**AIM**
Each line of the material below should be reproduced exactly.

___ THE DATA ___

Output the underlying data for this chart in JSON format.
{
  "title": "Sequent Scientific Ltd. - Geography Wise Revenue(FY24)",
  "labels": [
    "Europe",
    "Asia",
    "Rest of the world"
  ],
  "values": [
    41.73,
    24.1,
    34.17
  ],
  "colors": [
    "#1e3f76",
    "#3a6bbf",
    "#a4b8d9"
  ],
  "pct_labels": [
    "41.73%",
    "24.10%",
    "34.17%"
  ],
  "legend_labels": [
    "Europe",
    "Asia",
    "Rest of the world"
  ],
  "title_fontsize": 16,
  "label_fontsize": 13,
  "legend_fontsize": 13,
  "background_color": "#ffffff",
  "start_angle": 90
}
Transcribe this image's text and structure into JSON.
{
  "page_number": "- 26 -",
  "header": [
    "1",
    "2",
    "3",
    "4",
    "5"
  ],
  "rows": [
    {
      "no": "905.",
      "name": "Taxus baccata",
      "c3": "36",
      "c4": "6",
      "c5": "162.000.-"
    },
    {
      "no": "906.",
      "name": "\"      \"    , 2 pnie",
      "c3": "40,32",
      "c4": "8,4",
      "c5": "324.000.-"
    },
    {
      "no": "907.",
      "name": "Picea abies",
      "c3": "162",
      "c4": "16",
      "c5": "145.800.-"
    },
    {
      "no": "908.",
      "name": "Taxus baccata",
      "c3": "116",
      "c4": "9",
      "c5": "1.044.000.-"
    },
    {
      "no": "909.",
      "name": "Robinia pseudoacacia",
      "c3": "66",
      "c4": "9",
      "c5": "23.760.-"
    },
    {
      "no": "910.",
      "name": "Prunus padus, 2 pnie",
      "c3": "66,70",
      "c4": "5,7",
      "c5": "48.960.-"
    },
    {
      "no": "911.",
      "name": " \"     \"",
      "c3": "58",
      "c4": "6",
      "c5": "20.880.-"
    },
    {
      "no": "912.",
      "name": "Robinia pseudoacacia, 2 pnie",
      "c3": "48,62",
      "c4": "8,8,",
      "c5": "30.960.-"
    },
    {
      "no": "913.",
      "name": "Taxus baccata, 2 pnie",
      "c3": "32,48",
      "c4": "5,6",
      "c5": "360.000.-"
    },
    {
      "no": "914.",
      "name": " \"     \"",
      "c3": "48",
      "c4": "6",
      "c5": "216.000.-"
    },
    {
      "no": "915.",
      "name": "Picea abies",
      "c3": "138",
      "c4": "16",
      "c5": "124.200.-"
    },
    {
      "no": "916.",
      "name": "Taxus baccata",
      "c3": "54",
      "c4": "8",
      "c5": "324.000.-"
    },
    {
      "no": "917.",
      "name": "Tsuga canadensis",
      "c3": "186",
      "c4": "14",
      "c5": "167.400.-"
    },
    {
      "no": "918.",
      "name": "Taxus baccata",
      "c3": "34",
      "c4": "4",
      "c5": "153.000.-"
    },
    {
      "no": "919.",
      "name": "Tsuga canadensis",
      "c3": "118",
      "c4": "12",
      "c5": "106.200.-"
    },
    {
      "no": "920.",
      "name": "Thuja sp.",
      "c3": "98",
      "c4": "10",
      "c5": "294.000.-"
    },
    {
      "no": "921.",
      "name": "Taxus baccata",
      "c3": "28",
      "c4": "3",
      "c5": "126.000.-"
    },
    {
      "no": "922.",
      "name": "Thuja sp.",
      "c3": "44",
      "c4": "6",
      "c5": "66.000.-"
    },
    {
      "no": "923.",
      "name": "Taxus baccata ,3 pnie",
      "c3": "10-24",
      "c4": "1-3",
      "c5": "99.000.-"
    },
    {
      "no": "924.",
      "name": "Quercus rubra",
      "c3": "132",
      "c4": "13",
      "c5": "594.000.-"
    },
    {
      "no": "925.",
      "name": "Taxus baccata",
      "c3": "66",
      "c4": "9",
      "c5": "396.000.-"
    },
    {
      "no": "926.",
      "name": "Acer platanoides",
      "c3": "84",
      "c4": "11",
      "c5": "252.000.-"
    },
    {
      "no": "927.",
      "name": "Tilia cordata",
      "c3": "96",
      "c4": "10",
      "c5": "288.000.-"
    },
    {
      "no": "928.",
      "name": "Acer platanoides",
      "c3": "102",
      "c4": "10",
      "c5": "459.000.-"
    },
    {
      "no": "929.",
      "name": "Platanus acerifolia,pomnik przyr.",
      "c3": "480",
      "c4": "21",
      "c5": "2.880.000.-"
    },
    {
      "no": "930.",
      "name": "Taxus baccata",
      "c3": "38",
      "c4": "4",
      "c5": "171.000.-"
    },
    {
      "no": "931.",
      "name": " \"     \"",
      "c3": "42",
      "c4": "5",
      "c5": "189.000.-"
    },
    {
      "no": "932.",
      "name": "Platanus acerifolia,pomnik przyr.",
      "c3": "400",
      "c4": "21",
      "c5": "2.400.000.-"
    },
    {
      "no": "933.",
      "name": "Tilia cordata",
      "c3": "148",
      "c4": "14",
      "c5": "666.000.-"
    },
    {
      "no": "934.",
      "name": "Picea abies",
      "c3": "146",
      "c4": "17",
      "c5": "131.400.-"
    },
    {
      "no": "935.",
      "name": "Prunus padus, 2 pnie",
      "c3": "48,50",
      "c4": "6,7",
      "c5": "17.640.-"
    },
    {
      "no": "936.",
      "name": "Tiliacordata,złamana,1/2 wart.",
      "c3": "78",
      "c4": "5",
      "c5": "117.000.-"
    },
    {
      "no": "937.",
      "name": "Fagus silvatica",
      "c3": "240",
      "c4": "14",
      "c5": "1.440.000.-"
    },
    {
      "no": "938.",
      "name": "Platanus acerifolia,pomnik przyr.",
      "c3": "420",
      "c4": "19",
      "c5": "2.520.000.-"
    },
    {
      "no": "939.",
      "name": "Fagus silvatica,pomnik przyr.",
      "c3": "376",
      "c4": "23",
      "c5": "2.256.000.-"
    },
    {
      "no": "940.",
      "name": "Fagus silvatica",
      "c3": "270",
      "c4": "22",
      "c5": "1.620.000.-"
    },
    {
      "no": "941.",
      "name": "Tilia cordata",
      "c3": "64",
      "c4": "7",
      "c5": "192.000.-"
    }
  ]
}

___

**ANSWER TO THIS PROBLEM**
Output the underlying data for this chart in JSON format.
{
  "title": "Sequent Scientific Ltd. - Geography Wise Revenue(FY24)",
  "labels": [
    "Europe",
    "Asia",
    "Rest of the world"
  ],
  "values": [
    41.73,
    24.1,
    34.17
  ],
  "colors": [
    "#1e3f76",
    "#3a6bbf",
    "#a4b8d9"
  ],
  "pct_labels": [
    "41.73%",
    "24.10%",
    "34.17%"
  ],
  "legend_labels": [
    "Europe",
    "Asia",
    "Rest of the world"
  ],
  "title_fontsize": 16,
  "label_fontsize": 13,
  "legend_fontsize": 13,
  "background_color": "#ffffff",
  "start_angle": 90
}
Transcribe this image's text and structure into JSON.
{
  "page_number": "- 26 -",
  "header": [
    "1",
    "2",
    "3",
    "4",
    "5"
  ],
  "rows": [
    {
      "no": "905.",
      "name": "Taxus baccata",
      "c3": "36",
      "c4": "6",
      "c5": "162.000.-"
    },
    {
      "no": "906.",
      "name": "\"      \"    , 2 pnie",
      "c3": "40,32",
      "c4": "8,4",
      "c5": "324.000.-"
    },
    {
      "no": "907.",
      "name": "Picea abies",
      "c3": "162",
      "c4": "16",
      "c5": "145.800.-"
    },
    {
      "no": "908.",
      "name": "Taxus baccata",
      "c3": "116",
      "c4": "9",
      "c5": "1.044.000.-"
    },
    {
      "no": "909.",
      "name": "Robinia pseudoacacia",
      "c3": "66",
      "c4": "9",
      "c5": "23.760.-"
    },
    {
      "no": "910.",
      "name": "Prunus padus, 2 pnie",
      "c3": "66,70",
      "c4": "5,7",
      "c5": "48.960.-"
    },
    {
      "no": "911.",
      "name": " \"     \"",
      "c3": "58",
      "c4": "6",
      "c5": "20.880.-"
    },
    {
      "no": "912.",
      "name": "Robinia pseudoacacia, 2 pnie",
      "c3": "48,62",
      "c4": "8,8,",
      "c5": "30.960.-"
    },
    {
      "no": "913.",
      "name": "Taxus baccata, 2 pnie",
      "c3": "32,48",
      "c4": "5,6",
      "c5": "360.000.-"
    },
    {
      "no": "914.",
      "name": " \"     \"",
      "c3": "48",
      "c4": "6",
      "c5": "216.000.-"
    },
    {
      "no": "915.",
      "name": "Picea abies",
      "c3": "138",
      "c4": "16",
      "c5": "124.200.-"
    },
    {
      "no": "916.",
      "name": "Taxus baccata",
      "c3": "54",
      "c4": "8",
      "c5": "324.000.-"
    },
    {
      "no": "917.",
      "name": "Tsuga canadensis",
      "c3": "186",
      "c4": "14",
      "c5": "167.400.-"
    },
    {
      "no": "918.",
      "name": "Taxus baccata",
      "c3": "34",
      "c4": "4",
      "c5": "153.000.-"
    },
    {
      "no": "919.",
      "name": "Tsuga canadensis",
      "c3": "118",
      "c4": "12",
      "c5": "106.200.-"
    },
    {
      "no": "920.",
      "name": "Thuja sp.",
      "c3": "98",
      "c4": "10",
      "c5": "294.000.-"
    },
    {
      "no": "921.",
      "name": "Taxus baccata",
      "c3": "28",
      "c4": "3",
      "c5": "126.000.-"
    },
    {
      "no": "922.",
      "name": "Thuja sp.",
      "c3": "44",
      "c4": "6",
      "c5": "66.000.-"
    },
    {
      "no": "923.",
      "name": "Taxus baccata ,3 pnie",
      "c3": "10-24",
      "c4": "1-3",
      "c5": "99.000.-"
    },
    {
      "no": "924.",
      "name": "Quercus rubra",
      "c3": "132",
      "c4": "13",
      "c5": "594.000.-"
    },
    {
      "no": "925.",
      "name": "Taxus baccata",
      "c3": "66",
      "c4": "9",
      "c5": "396.000.-"
    },
    {
      "no": "926.",
      "name": "Acer platanoides",
      "c3": "84",
      "c4": "11",
      "c5": "252.000.-"
    },
    {
      "no": "927.",
      "name": "Tilia cordata",
      "c3": "96",
      "c4": "10",
      "c5": "288.000.-"
    },
    {
      "no": "928.",
      "name": "Acer platanoides",
      "c3": "102",
      "c4": "10",
      "c5": "459.000.-"
    },
    {
      "no": "929.",
      "name": "Platanus acerifolia,pomnik przyr.",
      "c3": "480",
      "c4": "21",
      "c5": "2.880.000.-"
    },
    {
      "no": "930.",
      "name": "Taxus baccata",
      "c3": "38",
      "c4": "4",
      "c5": "171.000.-"
    },
    {
      "no": "931.",
      "name": " \"     \"",
      "c3": "42",
      "c4": "5",
      "c5": "189.000.-"
    },
    {
      "no": "932.",
      "name": "Platanus acerifolia,pomnik przyr.",
      "c3": "400",
      "c4": "21",
      "c5": "2.400.000.-"
    },
    {
      "no": "933.",
      "name": "Tilia cordata",
      "c3": "148",
      "c4": "14",
      "c5": "666.000.-"
    },
    {
      "no": "934.",
      "name": "Picea abies",
      "c3": "146",
      "c4": "17",
      "c5": "131.400.-"
    },
    {
      "no": "935.",
      "name": "Prunus padus, 2 pnie",
      "c3": "48,50",
      "c4": "6,7",
      "c5": "17.640.-"
    },
    {
      "no": "936.",
      "name": "Tiliacordata,złamana,1/2 wart.",
      "c3": "78",
      "c4": "5",
      "c5": "117.000.-"
    },
    {
      "no": "937.",
      "name": "Fagus silvatica",
      "c3": "240",
      "c4": "14",
      "c5": "1.440.000.-"
    },
    {
      "no": "938.",
      "name": "Platanus acerifolia,pomnik przyr.",
      "c3": "420",
      "c4": "19",
      "c5": "2.520.000.-"
    },
    {
      "no": "939.",
      "name": "Fagus silvatica,pomnik przyr.",
      "c3": "376",
      "c4": "23",
      "c5": "2.256.000.-"
    },
    {
      "no": "940.",
      "name": "Fagus silvatica",
      "c3": "270",
      "c4": "22",
      "c5": "1.620.000.-"
    },
    {
      "no": "941.",
      "name": "Tilia cordata",
      "c3": "64",
      "c4": "7",
      "c5": "192.000.-"
    }
  ]
}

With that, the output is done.